**PROBLEMS TO WORK ON**
1 - In the Oklahoma editorials excerpt, through what year will Big 12 wrestling keep its championship in Tulsa?
2 - Edit the Oklahoma editorials excerpt by writing out the part starting with "It was a slam" and going on through "be that site.", replacing "championship" with "title".
3 - List every person mentioned by name in the Oklahoma editorials excerpt.

**SOURCE EXTRACT**
^^^^^^^^^^^^^^^^

Here are excerpts from recent editorials in Oklahoma newspapers:

Stillwater News Press. Dec. 16, 2018.

— Good hire by Gov.-elect

Congratulation to Payne County’s Blayne Arthur. Her appointment to be the next Secretary of Agriculture for the state of Oklahoma was one of Gov.-elect Kevin Stitt’s first acts is his new role and it was a wise choice.

Arthur will be Oklahoma’s first female in that cabinet position, but the selection, to us, is kind of a different twist on identity politics. We look at it as a nod to rural Oklahoma, which overwhelmingly helped carry Stitt past Oklahoma City’s Mick Cornett. Arthur has been looking out for rural Oklahomans and working for their interests for more than a decade.

We often go overlooked in the big picture. We’re called “fly-over” states. Our values can seem backward to some. We’re used to having our views ignored. Speaking strictly from the Payne County perspective, it’s nice to have one of our own in such an important position.

Outside of the usual political rhetoric, it’s a wise choice because Arthur has the professional background and a lifetime of farm work behind her to give her insight into multiple aspects of Oklahoma farming. She understands ag from an operations, consumer and policy standpoint and has worked for two different Secretaries of Agriculture. She has played a role in molding future farmers, and she understands Oklahoma’s great need to diversify its industry. Arthur wants to make plans that will help entrepreneurs, and she wants to expand our brands internationally.

It was a slam dank. It’s easier to stay grounded because she has deep rural roots. And we know she’ll make sure others won’t forget about rural farmers, because as she says, “People gotta eat.”


Tulsa World. Dec. 18, 2018.

— A major decision! Big 12 wrestling stays in Tulsa

Tulsans should celebrate the decision by Big 12 wrestling to keep its championship in Tulsa through 2024.

It’s a credit to the hard work by the Tulsa Sports Commission, BOK Center and other city leaders for proving Tulsa is a player in the sports hosting world.

Oklahoma remains a force in amateur wrestling at the collegiate and high school levels. Oklahoma State University is currently ranked No. 4.

To have a championship event held in the state is an appropriate and good fit. Tulsans have worked hard to be that site.

For Tulsa, this means thousands of visitors coming to the city. They will be spending money in restaurants, hotels and stores, with some making their way to places such as Gathering Place and Guthrie Green. We think they’ll like what they find here and will want to come back.

^^^^^^^^^^^^^^^^

**DATA BLOCK**

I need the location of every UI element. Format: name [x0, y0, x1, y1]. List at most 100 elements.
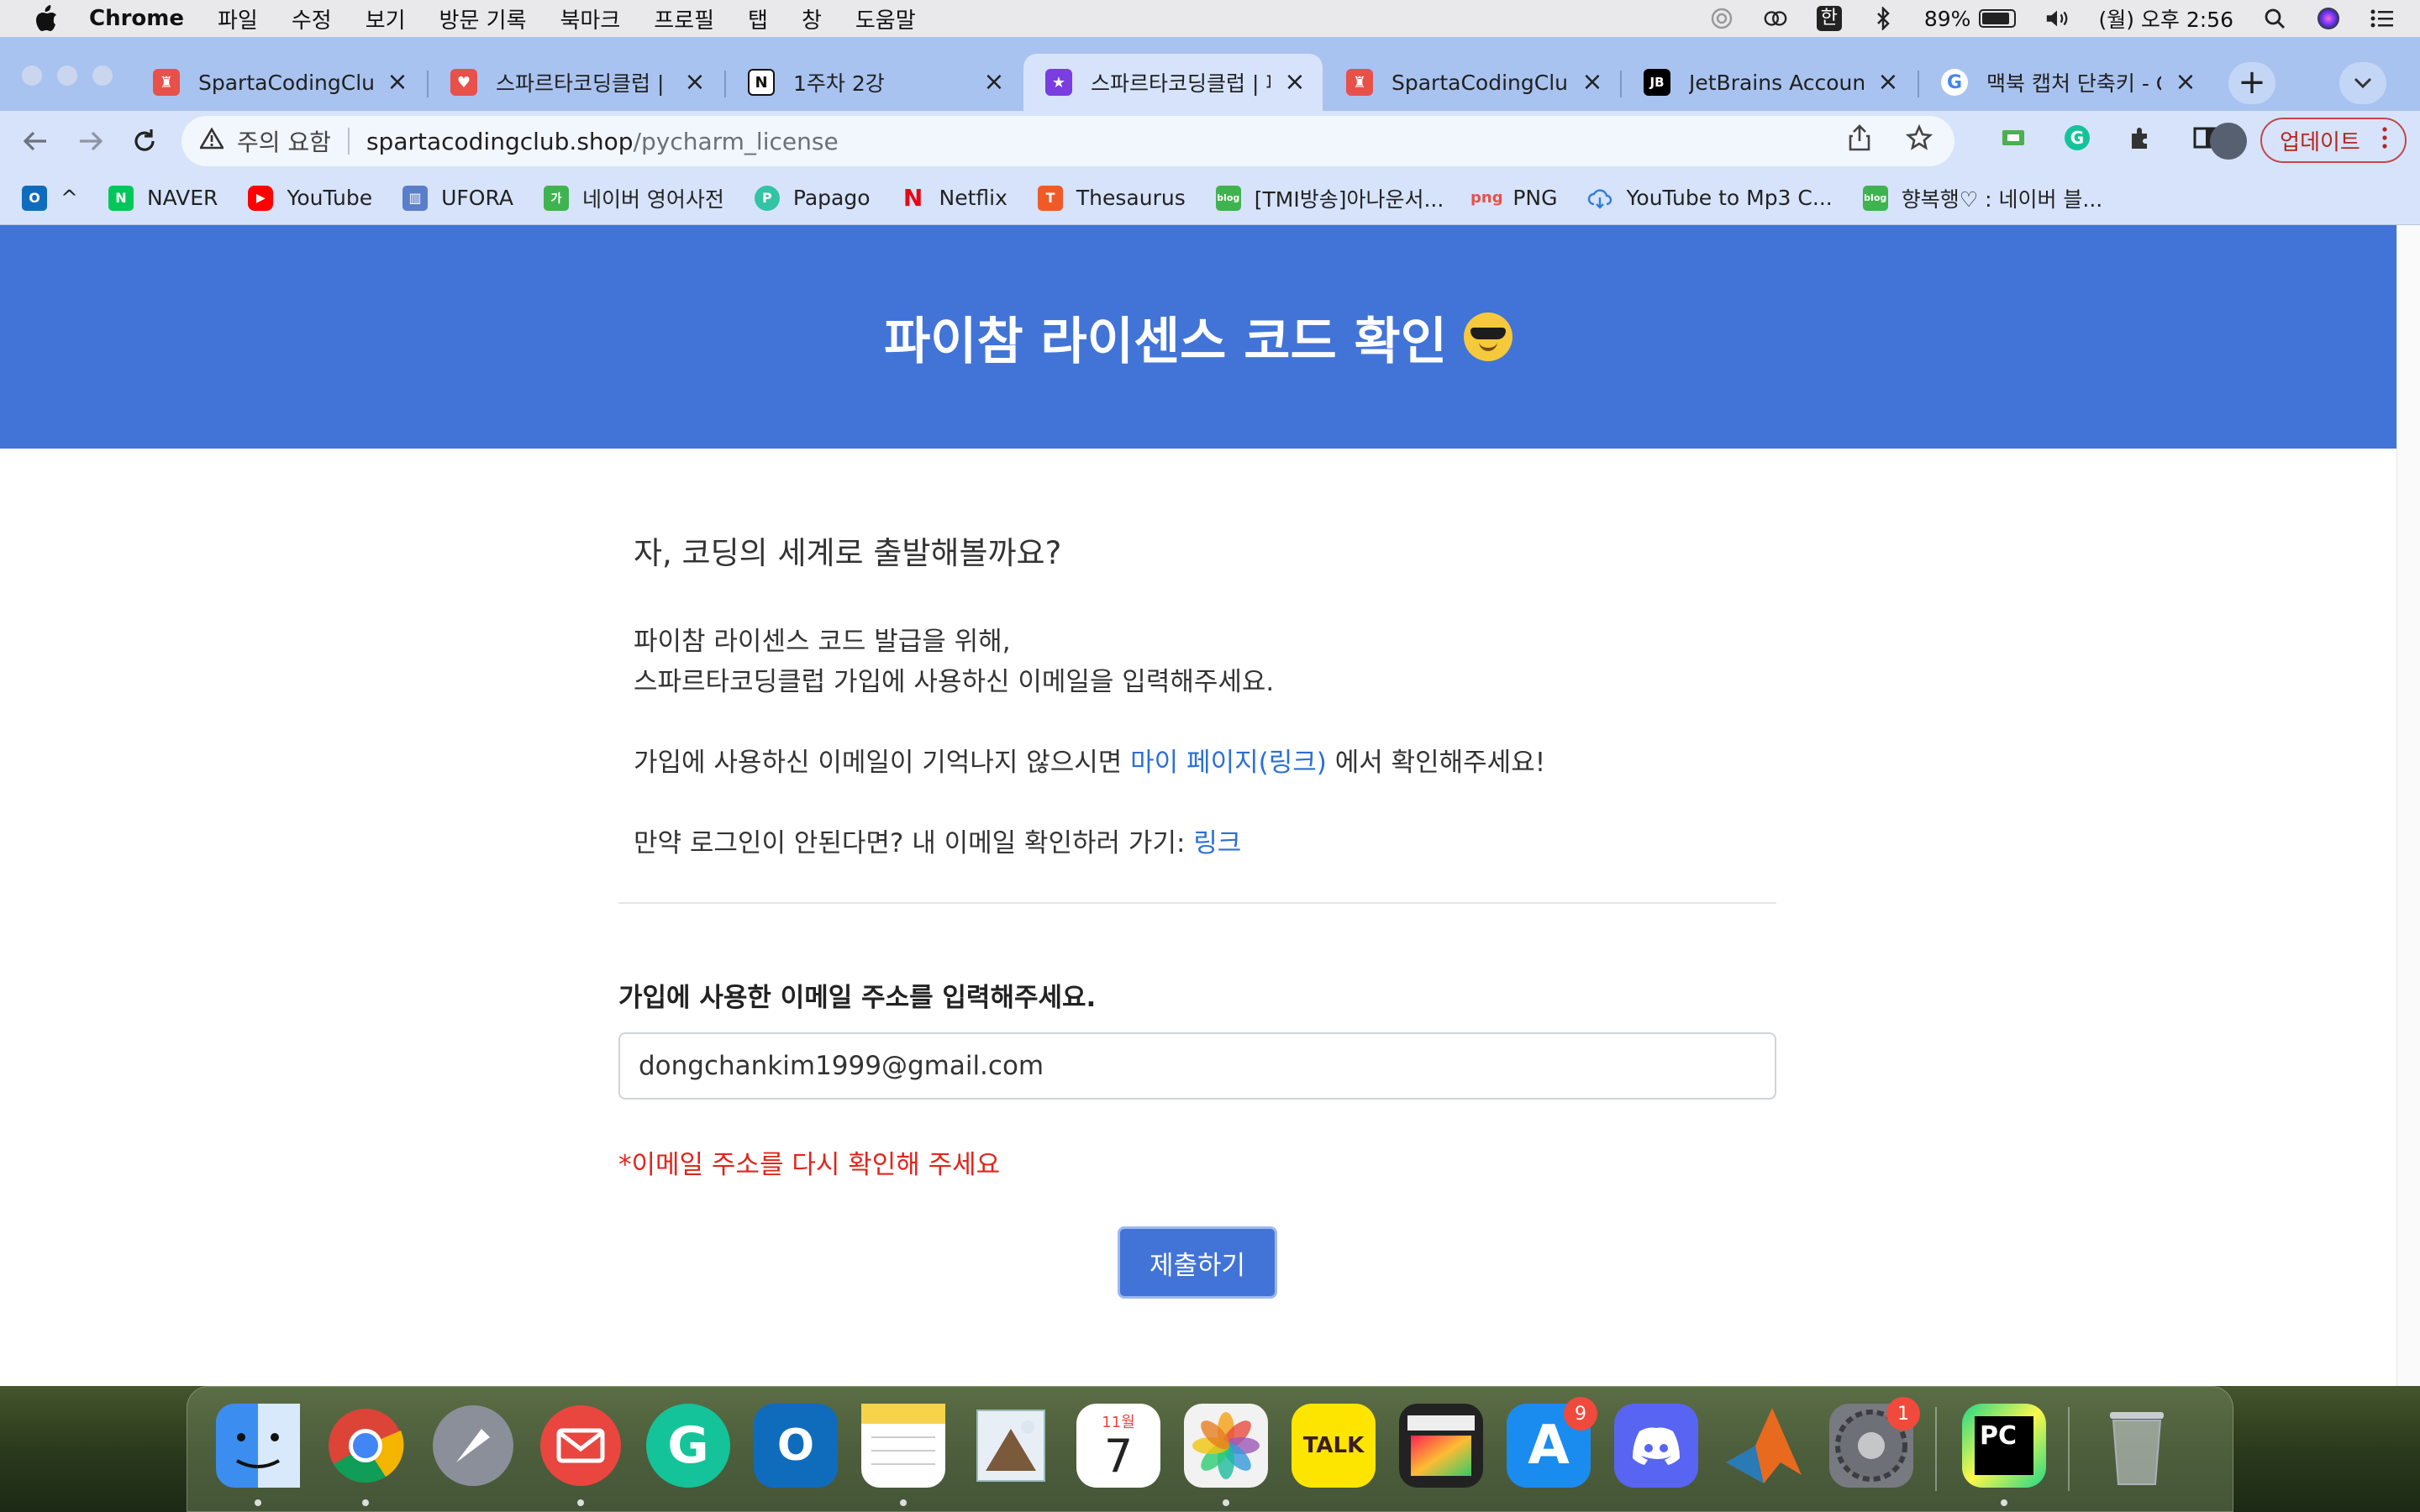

^^^^^^^^^^^^^^^^

**EXERCISE ANSWERS**
1 - Through 2024.

2 -
It was a slam dank. It’s easier to stay grounded because she has deep rural roots. And we know she’ll make sure others won’t forget about rural farmers, because as she says, “People gotta eat.”


Tulsa World. Dec. 18, 2018.

— A major decision! Big 12 wrestling stays in Tulsa

Tulsans should celebrate the decision by Big 12 wrestling to keep its title in Tulsa through 2024.

It’s a credit to the hard work by the Tulsa Sports Commission, BOK Center and other city leaders for proving Tulsa is a player in the sports hosting world.

Oklahoma remains a force in amateur wrestling at the collegiate and high school levels. Oklahoma State University is currently ranked No. 4.

To have a title event held in the state is an appropriate and good fit. Tulsans have worked hard to be that site.

3 - Blayne Arthur, Kevin Stitt, Mick Cornett